* WHAT IS REQUIRED *
Give the number of lines in the data that hold the word "смело", and nothing else.

* SUPPLIED ENTRIES *
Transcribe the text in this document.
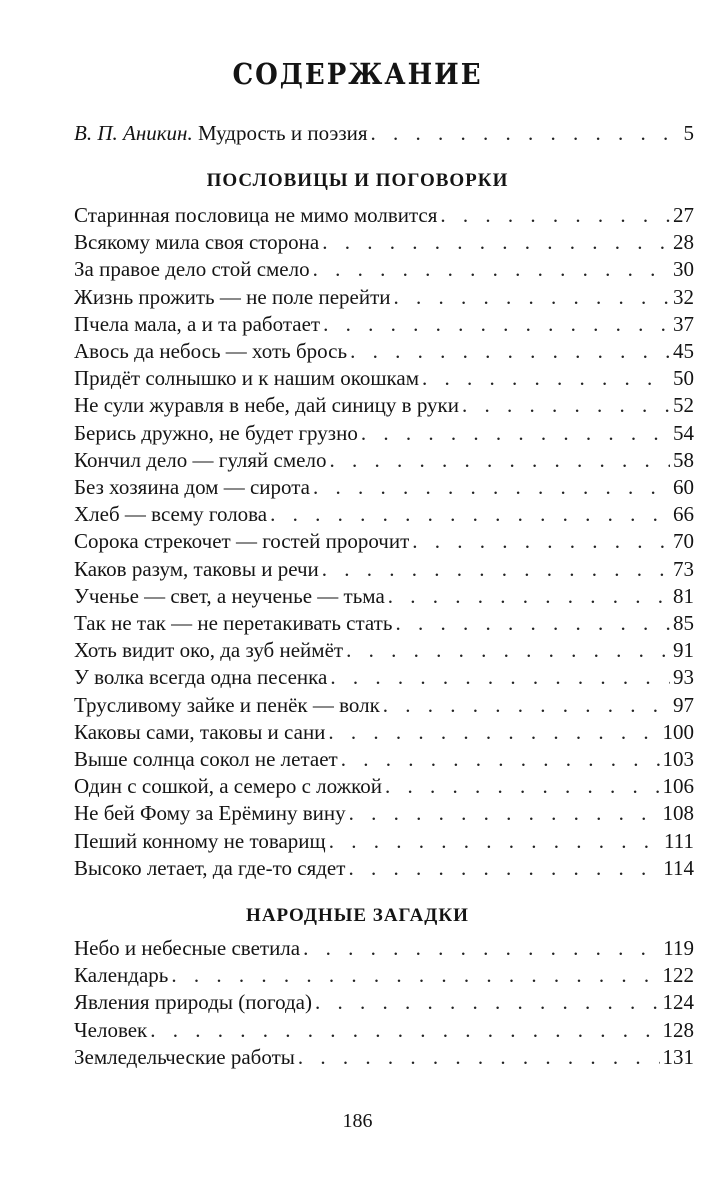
СОДЕРЖАНИЕ
В. П. Аникин. Мудрость и поэзия . . .	5
ПОСЛОВИЦЫ И ПОГОВОРКИ
Старинная пословица не мимо молвится . . .	27
Всякому мила своя сторона . . .	28
За правое дело стой смело . . .	30
Жизнь прожить — не поле перейти . . .	32
Пчела мала, а и та работает . . .	37
Авось да небось — хоть брось . . .	45
Придёт солнышко и к нашим окошкам . . .	50
Не сули журавля в небе, дай синицу в руки . . .	52
Берись дружно, не будет грузно . . .	54
Кончил дело — гуляй смело . . .	58
Без хозяина дом — сирота . . .	60
Хлеб — всему голова . . .	66
Сорока стрекочет — гостей пророчит . . .	70
Каков разум, таковы и речи . . .	73
Ученье — свет, а неученье — тьма . . .	81
Так не так — не перетакивать стать . . .	85
Хоть видит око, да зуб неймёт . . .	91
У волка всегда одна песенка . . .	93
Трусливому зайке и пенёк — волк . . .	97
Каковы сами, таковы и сани . . .	100
Выше солнца сокол не летает . . .	103
Один с сошкой, а семеро с ложкой . . .	106
Не бей Фому за Ерёмину вину . . .	108
Пеший конному не товарищ . . .	111
Высоко летает, да где-то сядет . . .	114
НАРОДНЫЕ ЗАГАДКИ
Небо и небесные светила . . .	119
Календарь . . .	122
Явления природы (погода) . . .	124
Человек . . .	128
Земледельческие работы . . .	131
186
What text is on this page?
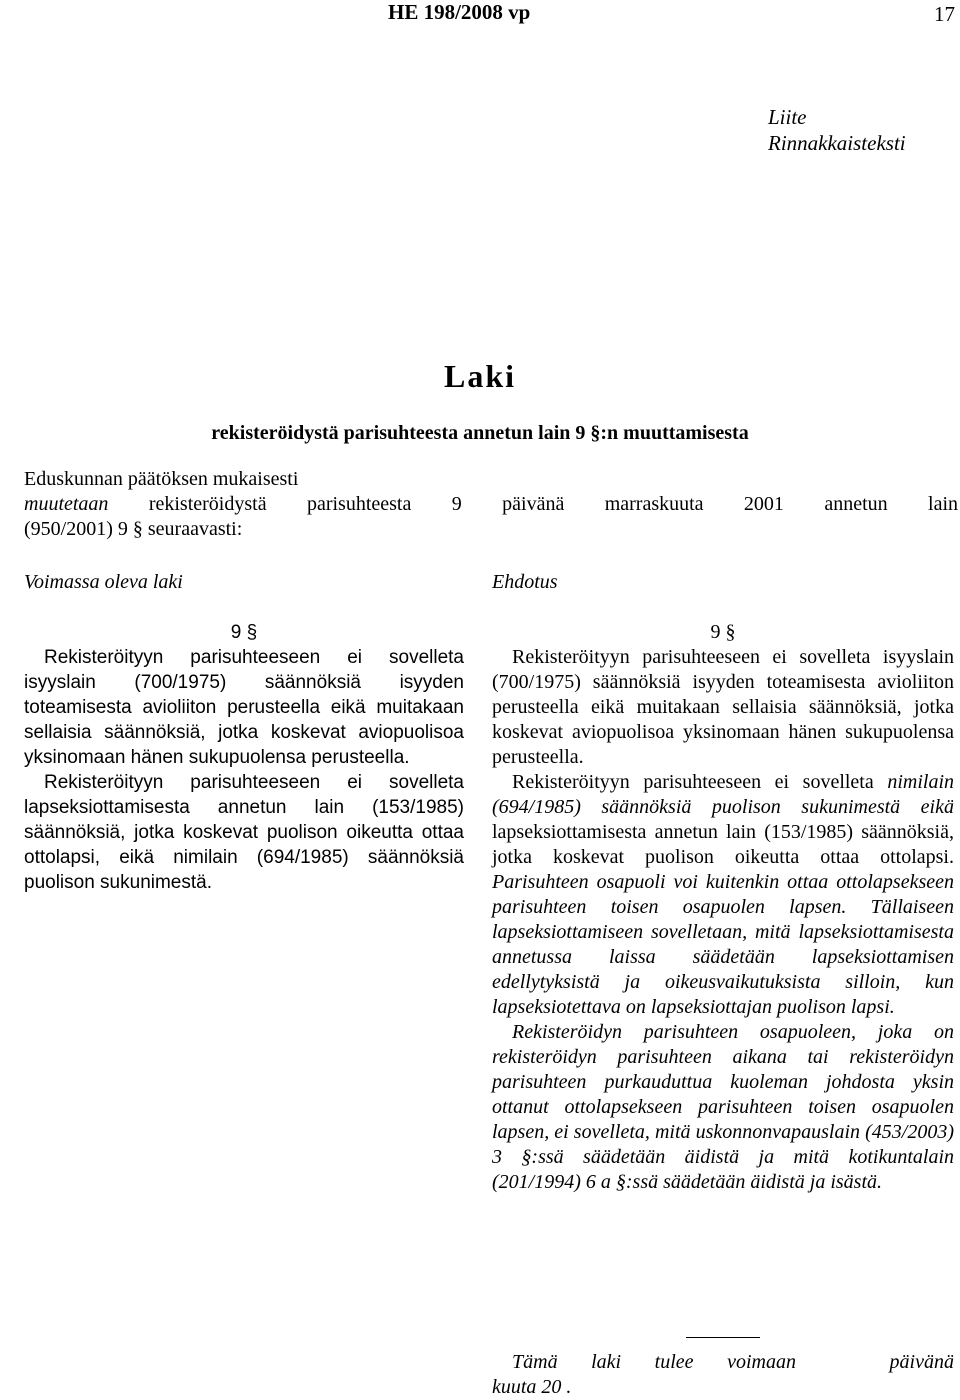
HE 198/2008 vp	17
Liite
Rinnakkaisteksti
Laki
rekisteröidystä parisuhteesta annetun lain 9 §:n muuttamisesta
Eduskunnan päätöksen mukaisesti
muutetaan rekisteröidystä parisuhteesta 9 päivänä marraskuuta 2001 annetun lain
(950/2001) 9 § seuraavasti:
Voimassa oleva laki	Ehdotus
9 §
Rekisteröityyn parisuhteeseen ei sovelleta isyyslain (700/1975) säännöksiä isyyden toteamisesta avioliiton perusteella eikä muitakaan sellaisia säännöksiä, jotka koskevat aviopuolisoa yksinomaan hänen sukupuolensa perusteella.
Rekisteröityyn parisuhteeseen ei sovelleta lapseksiottamisesta annetun lain (153/1985) säännöksiä, jotka koskevat puolison oikeutta ottaa ottolapsi, eikä nimilain (694/1985) säännöksiä puolison sukunimestä.
9 §
Rekisteröityyn parisuhteeseen ei sovelleta isyyslain (700/1975) säännöksiä isyyden toteamisesta avioliiton perusteella eikä muitakaan sellaisia säännöksiä, jotka koskevat aviopuolisoa yksinomaan hänen sukupuolensa perusteella.
Rekisteröityyn parisuhteeseen ei sovelleta nimilain (694/1985) säännöksiä puolison sukunimestä eikä lapseksiottamisesta annetun lain (153/1985) säännöksiä, jotka koskevat puolison oikeutta ottaa ottolapsi. Parisuhteen osapuoli voi kuitenkin ottaa ottolapsekseen parisuhteen toisen osapuolen lapsen. Tällaiseen lapseksiottamiseen sovelletaan, mitä lapseksiottamisesta annetussa laissa säädetään lapseksiottamisen edellytyksistä ja oikeusvaikutuksista silloin, kun lapseksiotettava on lapseksiottajan puolison lapsi.
Rekisteröidyn parisuhteen osapuoleen, joka on rekisteröidyn parisuhteen aikana tai rekisteröidyn parisuhteen purkauduttua kuoleman johdosta yksin ottanut ottolapsekseen parisuhteen toisen osapuolen lapsen, ei sovelleta, mitä uskonnonvapauslain (453/2003) 3 §:ssä säädetään äidistä ja mitä kotikuntalain (201/1994) 6 a §:ssä säädetään äidistä ja isästä.
Tämä laki tulee voimaan	päivänä
kuuta 20 .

* RESPONSE TO THIS TASK *
2